# Given exercise:
From the entries that follow, extract each line holding the string "name".

# Rows:
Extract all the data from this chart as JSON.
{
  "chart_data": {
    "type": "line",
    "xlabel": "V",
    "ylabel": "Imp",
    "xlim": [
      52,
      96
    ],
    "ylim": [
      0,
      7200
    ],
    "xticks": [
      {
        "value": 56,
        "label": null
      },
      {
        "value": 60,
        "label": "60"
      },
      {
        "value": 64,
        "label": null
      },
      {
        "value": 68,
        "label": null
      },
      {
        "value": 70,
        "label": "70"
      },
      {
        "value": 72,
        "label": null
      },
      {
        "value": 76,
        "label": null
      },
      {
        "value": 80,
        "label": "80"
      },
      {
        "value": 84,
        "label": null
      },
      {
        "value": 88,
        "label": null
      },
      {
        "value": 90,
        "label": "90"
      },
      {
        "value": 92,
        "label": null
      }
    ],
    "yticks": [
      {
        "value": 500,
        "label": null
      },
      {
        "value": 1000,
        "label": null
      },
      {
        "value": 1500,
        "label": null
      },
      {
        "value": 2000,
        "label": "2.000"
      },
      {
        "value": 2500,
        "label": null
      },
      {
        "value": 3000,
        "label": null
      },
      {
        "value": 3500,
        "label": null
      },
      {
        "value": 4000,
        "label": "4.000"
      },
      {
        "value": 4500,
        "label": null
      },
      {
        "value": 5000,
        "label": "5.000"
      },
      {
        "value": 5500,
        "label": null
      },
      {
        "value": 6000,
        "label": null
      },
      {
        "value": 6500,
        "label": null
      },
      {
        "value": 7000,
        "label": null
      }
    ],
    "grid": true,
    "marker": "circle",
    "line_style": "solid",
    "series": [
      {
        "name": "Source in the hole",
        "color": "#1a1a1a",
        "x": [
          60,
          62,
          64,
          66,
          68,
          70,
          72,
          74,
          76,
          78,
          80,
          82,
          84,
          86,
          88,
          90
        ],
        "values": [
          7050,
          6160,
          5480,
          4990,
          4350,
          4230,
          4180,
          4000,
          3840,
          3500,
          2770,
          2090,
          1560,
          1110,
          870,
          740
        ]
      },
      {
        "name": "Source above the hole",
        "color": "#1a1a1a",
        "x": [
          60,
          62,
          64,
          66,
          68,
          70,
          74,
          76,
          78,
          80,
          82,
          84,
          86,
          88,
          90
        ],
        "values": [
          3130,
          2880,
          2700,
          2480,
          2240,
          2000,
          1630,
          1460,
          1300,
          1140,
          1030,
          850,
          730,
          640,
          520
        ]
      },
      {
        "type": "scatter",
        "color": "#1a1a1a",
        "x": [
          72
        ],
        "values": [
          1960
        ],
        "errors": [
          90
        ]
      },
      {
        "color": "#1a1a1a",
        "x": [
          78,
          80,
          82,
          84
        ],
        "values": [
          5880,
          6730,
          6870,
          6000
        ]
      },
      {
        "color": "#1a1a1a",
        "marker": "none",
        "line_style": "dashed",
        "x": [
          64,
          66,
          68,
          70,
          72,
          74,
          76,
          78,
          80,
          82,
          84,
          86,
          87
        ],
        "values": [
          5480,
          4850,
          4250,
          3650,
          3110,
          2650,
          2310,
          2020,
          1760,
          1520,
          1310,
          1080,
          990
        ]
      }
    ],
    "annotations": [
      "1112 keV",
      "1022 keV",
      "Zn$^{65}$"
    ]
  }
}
---
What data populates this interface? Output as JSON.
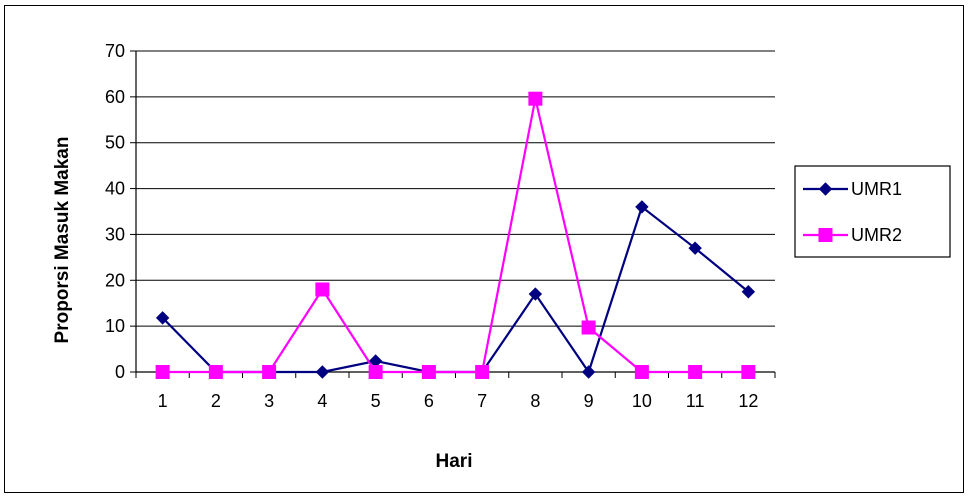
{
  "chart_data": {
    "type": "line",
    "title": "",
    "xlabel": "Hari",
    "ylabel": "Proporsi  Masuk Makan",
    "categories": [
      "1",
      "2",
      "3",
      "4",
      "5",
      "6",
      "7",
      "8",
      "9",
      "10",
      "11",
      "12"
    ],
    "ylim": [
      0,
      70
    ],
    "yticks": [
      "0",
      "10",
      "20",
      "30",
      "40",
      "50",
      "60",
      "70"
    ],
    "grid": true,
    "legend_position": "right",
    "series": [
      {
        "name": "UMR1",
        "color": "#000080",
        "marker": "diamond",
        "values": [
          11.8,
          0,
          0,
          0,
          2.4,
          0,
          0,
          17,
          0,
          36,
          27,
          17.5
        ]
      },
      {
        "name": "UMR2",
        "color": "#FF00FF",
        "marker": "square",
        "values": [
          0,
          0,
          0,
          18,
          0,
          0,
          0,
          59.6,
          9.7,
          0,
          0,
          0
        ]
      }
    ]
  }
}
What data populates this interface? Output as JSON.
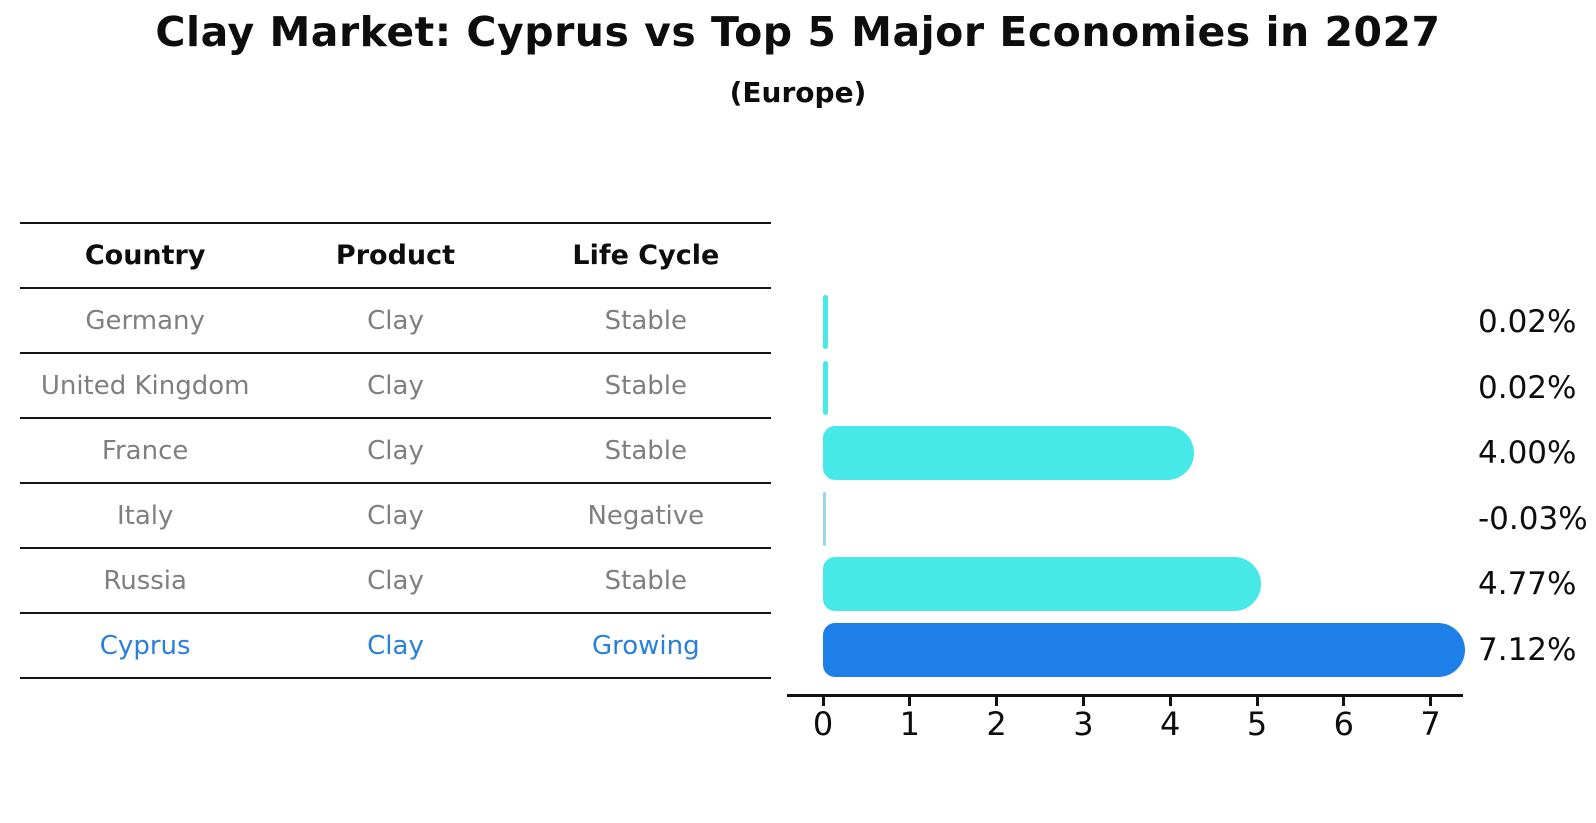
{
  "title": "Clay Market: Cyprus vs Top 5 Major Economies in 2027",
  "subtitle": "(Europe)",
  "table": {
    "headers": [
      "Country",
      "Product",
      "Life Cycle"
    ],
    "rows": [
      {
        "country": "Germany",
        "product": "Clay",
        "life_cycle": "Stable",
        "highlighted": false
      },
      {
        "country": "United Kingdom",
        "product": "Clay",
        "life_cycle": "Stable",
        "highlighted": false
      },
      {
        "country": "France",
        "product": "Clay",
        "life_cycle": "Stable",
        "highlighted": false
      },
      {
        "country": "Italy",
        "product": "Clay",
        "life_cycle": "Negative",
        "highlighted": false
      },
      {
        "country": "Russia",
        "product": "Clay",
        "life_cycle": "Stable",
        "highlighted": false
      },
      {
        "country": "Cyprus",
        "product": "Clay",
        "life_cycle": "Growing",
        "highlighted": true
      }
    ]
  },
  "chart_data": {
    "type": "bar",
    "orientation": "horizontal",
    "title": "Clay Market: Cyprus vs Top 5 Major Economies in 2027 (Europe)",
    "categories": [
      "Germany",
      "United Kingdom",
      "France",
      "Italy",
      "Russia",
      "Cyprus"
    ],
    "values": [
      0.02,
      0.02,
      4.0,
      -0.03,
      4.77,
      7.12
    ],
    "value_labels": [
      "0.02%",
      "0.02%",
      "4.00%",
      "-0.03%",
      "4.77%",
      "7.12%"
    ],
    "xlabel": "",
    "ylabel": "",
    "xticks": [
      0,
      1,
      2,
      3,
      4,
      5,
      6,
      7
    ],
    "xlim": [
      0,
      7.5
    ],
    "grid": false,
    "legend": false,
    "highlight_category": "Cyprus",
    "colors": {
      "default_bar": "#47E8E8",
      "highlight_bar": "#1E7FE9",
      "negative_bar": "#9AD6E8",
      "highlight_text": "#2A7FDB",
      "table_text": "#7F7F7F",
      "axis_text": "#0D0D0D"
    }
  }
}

# Solution to this task:
        "name": "Source in the hole",
        "name": "Source above the hole",
        "name": "UMR1",
        "name": "UMR2",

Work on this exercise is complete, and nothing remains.